--- start ---
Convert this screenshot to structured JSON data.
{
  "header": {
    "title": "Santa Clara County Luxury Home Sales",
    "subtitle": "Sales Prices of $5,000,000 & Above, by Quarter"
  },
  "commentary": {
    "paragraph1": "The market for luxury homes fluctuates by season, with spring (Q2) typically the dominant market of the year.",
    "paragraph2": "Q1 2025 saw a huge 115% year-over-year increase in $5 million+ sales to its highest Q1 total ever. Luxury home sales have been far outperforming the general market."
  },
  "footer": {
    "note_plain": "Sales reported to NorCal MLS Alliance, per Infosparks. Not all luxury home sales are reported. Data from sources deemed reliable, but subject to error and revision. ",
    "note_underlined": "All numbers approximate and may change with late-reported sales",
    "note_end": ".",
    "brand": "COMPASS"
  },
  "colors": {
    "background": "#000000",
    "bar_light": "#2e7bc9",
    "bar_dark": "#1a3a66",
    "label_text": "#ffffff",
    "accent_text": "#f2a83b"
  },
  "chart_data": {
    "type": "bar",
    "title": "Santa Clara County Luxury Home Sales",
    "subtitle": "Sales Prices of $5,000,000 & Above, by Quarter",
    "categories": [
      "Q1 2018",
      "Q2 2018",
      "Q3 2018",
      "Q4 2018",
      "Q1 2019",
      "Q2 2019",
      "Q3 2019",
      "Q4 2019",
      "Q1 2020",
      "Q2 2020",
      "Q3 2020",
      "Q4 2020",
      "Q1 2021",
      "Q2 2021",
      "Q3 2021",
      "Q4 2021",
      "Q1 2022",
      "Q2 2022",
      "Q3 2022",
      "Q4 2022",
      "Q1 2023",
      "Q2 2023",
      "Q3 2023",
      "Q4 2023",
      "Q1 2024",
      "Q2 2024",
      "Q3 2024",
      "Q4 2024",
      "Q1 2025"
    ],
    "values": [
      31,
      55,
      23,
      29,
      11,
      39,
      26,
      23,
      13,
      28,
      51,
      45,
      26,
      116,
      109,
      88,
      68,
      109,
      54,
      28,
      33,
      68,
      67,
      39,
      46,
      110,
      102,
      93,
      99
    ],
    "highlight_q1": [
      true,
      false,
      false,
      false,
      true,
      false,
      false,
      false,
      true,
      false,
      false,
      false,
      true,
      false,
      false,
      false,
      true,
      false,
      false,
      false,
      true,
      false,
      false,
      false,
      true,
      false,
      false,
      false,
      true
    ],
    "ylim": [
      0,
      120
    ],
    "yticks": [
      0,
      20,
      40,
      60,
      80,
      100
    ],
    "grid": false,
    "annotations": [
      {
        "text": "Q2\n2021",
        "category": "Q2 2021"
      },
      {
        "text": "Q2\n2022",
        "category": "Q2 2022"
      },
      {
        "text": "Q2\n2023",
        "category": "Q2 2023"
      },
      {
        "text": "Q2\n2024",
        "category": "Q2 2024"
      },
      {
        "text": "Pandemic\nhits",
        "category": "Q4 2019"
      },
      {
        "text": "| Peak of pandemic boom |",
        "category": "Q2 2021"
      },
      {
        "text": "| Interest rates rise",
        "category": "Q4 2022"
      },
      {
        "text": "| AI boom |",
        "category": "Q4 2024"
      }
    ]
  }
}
--- end ---
SET PROBLEM: Transcribe the data above in full, exactly.

CORRECT OUTPUT:
Convert this screenshot to structured JSON data.
{
  "header": {
    "title": "Santa Clara County Luxury Home Sales",
    "subtitle": "Sales Prices of $5,000,000 & Above, by Quarter"
  },
  "commentary": {
    "paragraph1": "The market for luxury homes fluctuates by season, with spring (Q2) typically the dominant market of the year.",
    "paragraph2": "Q1 2025 saw a huge 115% year-over-year increase in $5 million+ sales to its highest Q1 total ever. Luxury home sales have been far outperforming the general market."
  },
  "footer": {
    "note_plain": "Sales reported to NorCal MLS Alliance, per Infosparks. Not all luxury home sales are reported. Data from sources deemed reliable, but subject to error and revision. ",
    "note_underlined": "All numbers approximate and may change with late-reported sales",
    "note_end": ".",
    "brand": "COMPASS"
  },
  "colors": {
    "background": "#000000",
    "bar_light": "#2e7bc9",
    "bar_dark": "#1a3a66",
    "label_text": "#ffffff",
    "accent_text": "#f2a83b"
  },
  "chart_data": {
    "type": "bar",
    "title": "Santa Clara County Luxury Home Sales",
    "subtitle": "Sales Prices of $5,000,000 & Above, by Quarter",
    "categories": [
      "Q1 2018",
      "Q2 2018",
      "Q3 2018",
      "Q4 2018",
      "Q1 2019",
      "Q2 2019",
      "Q3 2019",
      "Q4 2019",
      "Q1 2020",
      "Q2 2020",
      "Q3 2020",
      "Q4 2020",
      "Q1 2021",
      "Q2 2021",
      "Q3 2021",
      "Q4 2021",
      "Q1 2022",
      "Q2 2022",
      "Q3 2022",
      "Q4 2022",
      "Q1 2023",
      "Q2 2023",
      "Q3 2023",
      "Q4 2023",
      "Q1 2024",
      "Q2 2024",
      "Q3 2024",
      "Q4 2024",
      "Q1 2025"
    ],
    "values": [
      31,
      55,
      23,
      29,
      11,
      39,
      26,
      23,
      13,
      28,
      51,
      45,
      26,
      116,
      109,
      88,
      68,
      109,
      54,
      28,
      33,
      68,
      67,
      39,
      46,
      110,
      102,
      93,
      99
    ],
    "highlight_q1": [
      true,
      false,
      false,
      false,
      true,
      false,
      false,
      false,
      true,
      false,
      false,
      false,
      true,
      false,
      false,
      false,
      true,
      false,
      false,
      false,
      true,
      false,
      false,
      false,
      true,
      false,
      false,
      false,
      true
    ],
    "ylim": [
      0,
      120
    ],
    "yticks": [
      0,
      20,
      40,
      60,
      80,
      100
    ],
    "grid": false,
    "annotations": [
      {
        "text": "Q2\n2021",
        "category": "Q2 2021"
      },
      {
        "text": "Q2\n2022",
        "category": "Q2 2022"
      },
      {
        "text": "Q2\n2023",
        "category": "Q2 2023"
      },
      {
        "text": "Q2\n2024",
        "category": "Q2 2024"
      },
      {
        "text": "Pandemic\nhits",
        "category": "Q4 2019"
      },
      {
        "text": "| Peak of pandemic boom |",
        "category": "Q2 2021"
      },
      {
        "text": "| Interest rates rise",
        "category": "Q4 2022"
      },
      {
        "text": "| AI boom |",
        "category": "Q4 2024"
      }
    ]
  }
}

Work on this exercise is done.